EXERCISE TASK>
Reproduce every entry exactly and leave its pictures out.

>> begin ENTRIES

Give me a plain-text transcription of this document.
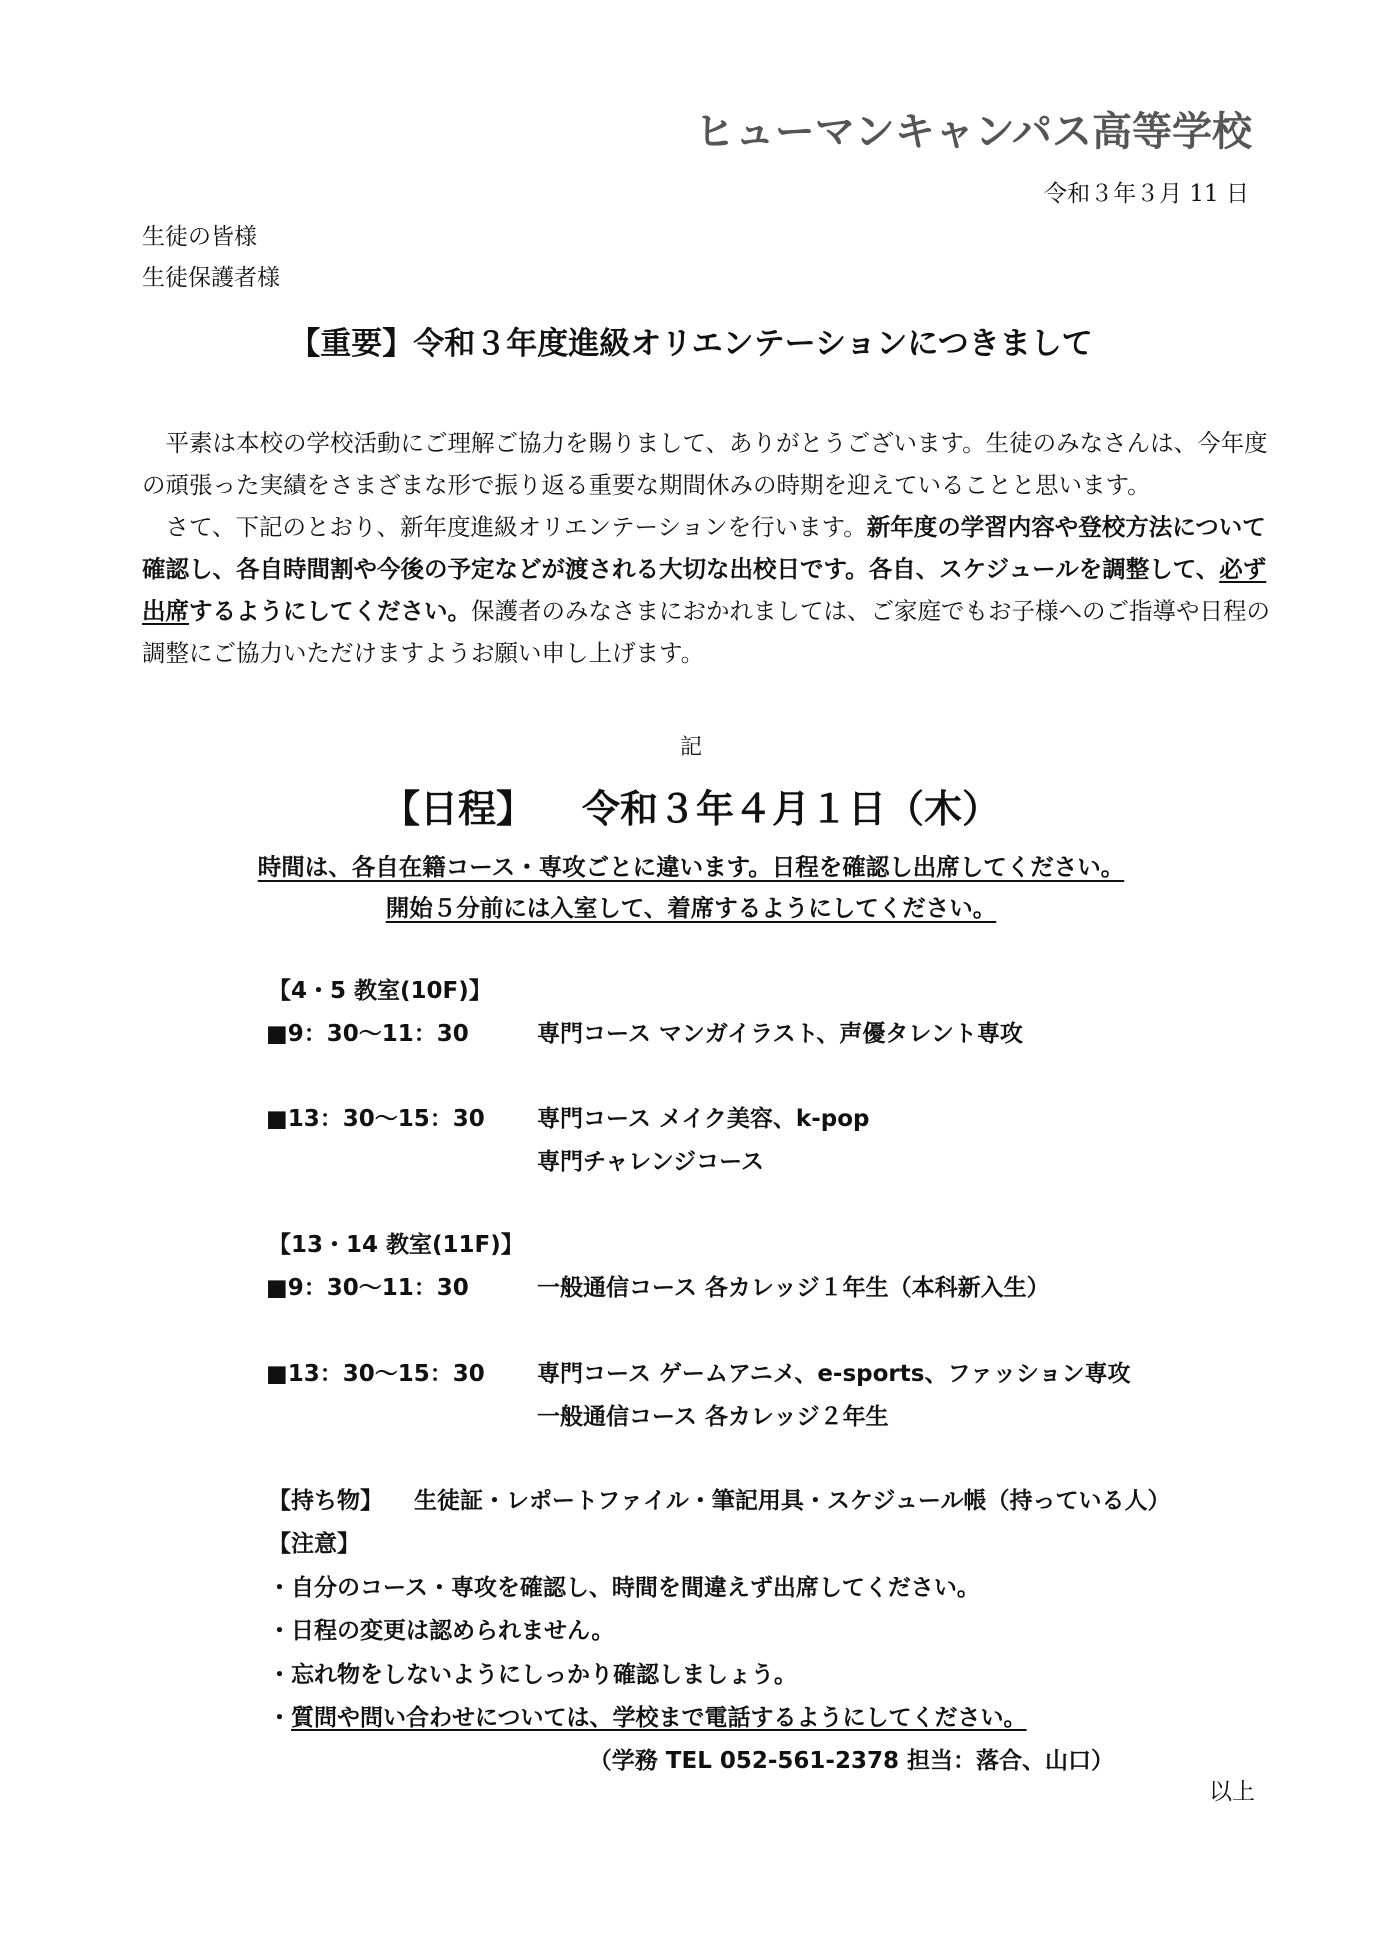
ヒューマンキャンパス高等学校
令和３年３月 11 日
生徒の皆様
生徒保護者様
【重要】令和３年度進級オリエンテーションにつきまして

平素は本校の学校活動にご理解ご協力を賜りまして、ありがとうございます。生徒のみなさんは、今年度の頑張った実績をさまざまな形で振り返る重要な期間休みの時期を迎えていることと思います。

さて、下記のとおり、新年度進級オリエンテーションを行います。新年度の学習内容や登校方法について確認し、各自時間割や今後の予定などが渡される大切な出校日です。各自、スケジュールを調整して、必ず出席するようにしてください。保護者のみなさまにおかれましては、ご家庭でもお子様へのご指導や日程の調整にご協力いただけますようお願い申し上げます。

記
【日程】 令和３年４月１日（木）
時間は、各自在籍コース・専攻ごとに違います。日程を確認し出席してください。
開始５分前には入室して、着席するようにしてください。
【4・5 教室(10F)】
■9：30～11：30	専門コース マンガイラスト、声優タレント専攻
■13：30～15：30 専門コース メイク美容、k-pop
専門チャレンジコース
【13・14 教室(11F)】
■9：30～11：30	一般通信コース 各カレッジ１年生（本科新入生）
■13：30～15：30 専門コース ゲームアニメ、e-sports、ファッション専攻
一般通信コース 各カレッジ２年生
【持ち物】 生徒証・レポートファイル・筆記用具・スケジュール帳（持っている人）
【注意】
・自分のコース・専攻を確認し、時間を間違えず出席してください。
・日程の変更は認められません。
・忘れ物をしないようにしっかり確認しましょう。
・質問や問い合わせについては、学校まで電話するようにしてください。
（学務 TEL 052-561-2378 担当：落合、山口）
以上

>> end ENTRIES

EXPECTED ANSWER>
Give me a plain-text transcription of this document.
ヒューマンキャンパス高等学校
令和３年３月 11 日
生徒の皆様
生徒保護者様
【重要】令和３年度進級オリエンテーションにつきまして

平素は本校の学校活動にご理解ご協力を賜りまして、ありがとうございます。生徒のみなさんは、今年度の頑張った実績をさまざまな形で振り返る重要な期間休みの時期を迎えていることと思います。

さて、下記のとおり、新年度進級オリエンテーションを行います。新年度の学習内容や登校方法について確認し、各自時間割や今後の予定などが渡される大切な出校日です。各自、スケジュールを調整して、必ず出席するようにしてください。保護者のみなさまにおかれましては、ご家庭でもお子様へのご指導や日程の調整にご協力いただけますようお願い申し上げます。

記
【日程】 令和３年４月１日（木）
時間は、各自在籍コース・専攻ごとに違います。日程を確認し出席してください。
開始５分前には入室して、着席するようにしてください。
【4・5 教室(10F)】
■9：30～11：30	専門コース マンガイラスト、声優タレント専攻
■13：30～15：30 専門コース メイク美容、k-pop
専門チャレンジコース
【13・14 教室(11F)】
■9：30～11：30	一般通信コース 各カレッジ１年生（本科新入生）
■13：30～15：30 専門コース ゲームアニメ、e-sports、ファッション専攻
一般通信コース 各カレッジ２年生
【持ち物】 生徒証・レポートファイル・筆記用具・スケジュール帳（持っている人）
【注意】
・自分のコース・専攻を確認し、時間を間違えず出席してください。
・日程の変更は認められません。
・忘れ物をしないようにしっかり確認しましょう。
・質問や問い合わせについては、学校まで電話するようにしてください。
（学務 TEL 052-561-2378 担当：落合、山口）
以上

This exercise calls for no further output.